[SUPPLIED DATA]
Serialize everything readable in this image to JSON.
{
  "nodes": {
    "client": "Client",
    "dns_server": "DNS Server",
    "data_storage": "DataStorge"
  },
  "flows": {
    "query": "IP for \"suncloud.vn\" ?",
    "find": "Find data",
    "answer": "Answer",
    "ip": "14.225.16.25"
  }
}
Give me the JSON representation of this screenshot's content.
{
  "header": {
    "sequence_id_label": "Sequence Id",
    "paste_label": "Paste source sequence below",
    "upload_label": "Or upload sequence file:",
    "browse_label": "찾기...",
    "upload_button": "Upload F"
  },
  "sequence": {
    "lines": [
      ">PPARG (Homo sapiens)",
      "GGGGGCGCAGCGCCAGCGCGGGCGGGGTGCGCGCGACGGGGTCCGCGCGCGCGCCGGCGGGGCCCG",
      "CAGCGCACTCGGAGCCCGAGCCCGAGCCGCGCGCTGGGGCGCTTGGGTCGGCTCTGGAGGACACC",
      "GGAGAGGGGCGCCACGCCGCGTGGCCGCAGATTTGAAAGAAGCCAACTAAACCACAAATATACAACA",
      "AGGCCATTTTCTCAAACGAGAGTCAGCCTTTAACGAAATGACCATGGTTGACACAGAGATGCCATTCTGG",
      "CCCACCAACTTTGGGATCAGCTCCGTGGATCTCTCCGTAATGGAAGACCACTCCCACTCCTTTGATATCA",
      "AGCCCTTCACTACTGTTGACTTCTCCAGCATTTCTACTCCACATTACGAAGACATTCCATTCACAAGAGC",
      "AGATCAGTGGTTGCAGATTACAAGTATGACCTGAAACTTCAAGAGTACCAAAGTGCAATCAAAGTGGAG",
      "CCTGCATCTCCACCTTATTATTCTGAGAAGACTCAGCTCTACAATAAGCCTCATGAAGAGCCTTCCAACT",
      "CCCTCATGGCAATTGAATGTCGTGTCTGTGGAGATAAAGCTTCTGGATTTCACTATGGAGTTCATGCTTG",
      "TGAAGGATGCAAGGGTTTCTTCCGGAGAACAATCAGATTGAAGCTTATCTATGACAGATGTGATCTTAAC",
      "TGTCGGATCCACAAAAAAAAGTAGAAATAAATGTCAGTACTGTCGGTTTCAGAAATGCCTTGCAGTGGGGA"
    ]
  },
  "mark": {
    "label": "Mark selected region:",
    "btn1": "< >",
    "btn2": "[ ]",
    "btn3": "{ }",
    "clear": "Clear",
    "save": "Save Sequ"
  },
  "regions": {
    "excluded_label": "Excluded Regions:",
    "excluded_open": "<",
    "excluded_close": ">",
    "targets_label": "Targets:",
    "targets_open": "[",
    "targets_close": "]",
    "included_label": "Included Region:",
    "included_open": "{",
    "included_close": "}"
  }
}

[SET EXERCISE] Every entry above needs to be quoted exactly.

[CORRECT RESPONSE]
Serialize everything readable in this image to JSON.
{
  "nodes": {
    "client": "Client",
    "dns_server": "DNS Server",
    "data_storage": "DataStorge"
  },
  "flows": {
    "query": "IP for \"suncloud.vn\" ?",
    "find": "Find data",
    "answer": "Answer",
    "ip": "14.225.16.25"
  }
}
Give me the JSON representation of this screenshot's content.
{
  "header": {
    "sequence_id_label": "Sequence Id",
    "paste_label": "Paste source sequence below",
    "upload_label": "Or upload sequence file:",
    "browse_label": "찾기...",
    "upload_button": "Upload F"
  },
  "sequence": {
    "lines": [
      ">PPARG (Homo sapiens)",
      "GGGGGCGCAGCGCCAGCGCGGGCGGGGTGCGCGCGACGGGGTCCGCGCGCGCGCCGGCGGGGCCCG",
      "CAGCGCACTCGGAGCCCGAGCCCGAGCCGCGCGCTGGGGCGCTTGGGTCGGCTCTGGAGGACACC",
      "GGAGAGGGGCGCCACGCCGCGTGGCCGCAGATTTGAAAGAAGCCAACTAAACCACAAATATACAACA",
      "AGGCCATTTTCTCAAACGAGAGTCAGCCTTTAACGAAATGACCATGGTTGACACAGAGATGCCATTCTGG",
      "CCCACCAACTTTGGGATCAGCTCCGTGGATCTCTCCGTAATGGAAGACCACTCCCACTCCTTTGATATCA",
      "AGCCCTTCACTACTGTTGACTTCTCCAGCATTTCTACTCCACATTACGAAGACATTCCATTCACAAGAGC",
      "AGATCAGTGGTTGCAGATTACAAGTATGACCTGAAACTTCAAGAGTACCAAAGTGCAATCAAAGTGGAG",
      "CCTGCATCTCCACCTTATTATTCTGAGAAGACTCAGCTCTACAATAAGCCTCATGAAGAGCCTTCCAACT",
      "CCCTCATGGCAATTGAATGTCGTGTCTGTGGAGATAAAGCTTCTGGATTTCACTATGGAGTTCATGCTTG",
      "TGAAGGATGCAAGGGTTTCTTCCGGAGAACAATCAGATTGAAGCTTATCTATGACAGATGTGATCTTAAC",
      "TGTCGGATCCACAAAAAAAAGTAGAAATAAATGTCAGTACTGTCGGTTTCAGAAATGCCTTGCAGTGGGGA"
    ]
  },
  "mark": {
    "label": "Mark selected region:",
    "btn1": "< >",
    "btn2": "[ ]",
    "btn3": "{ }",
    "clear": "Clear",
    "save": "Save Sequ"
  },
  "regions": {
    "excluded_label": "Excluded Regions:",
    "excluded_open": "<",
    "excluded_close": ">",
    "targets_label": "Targets:",
    "targets_open": "[",
    "targets_close": "]",
    "included_label": "Included Region:",
    "included_open": "{",
    "included_close": "}"
  }
}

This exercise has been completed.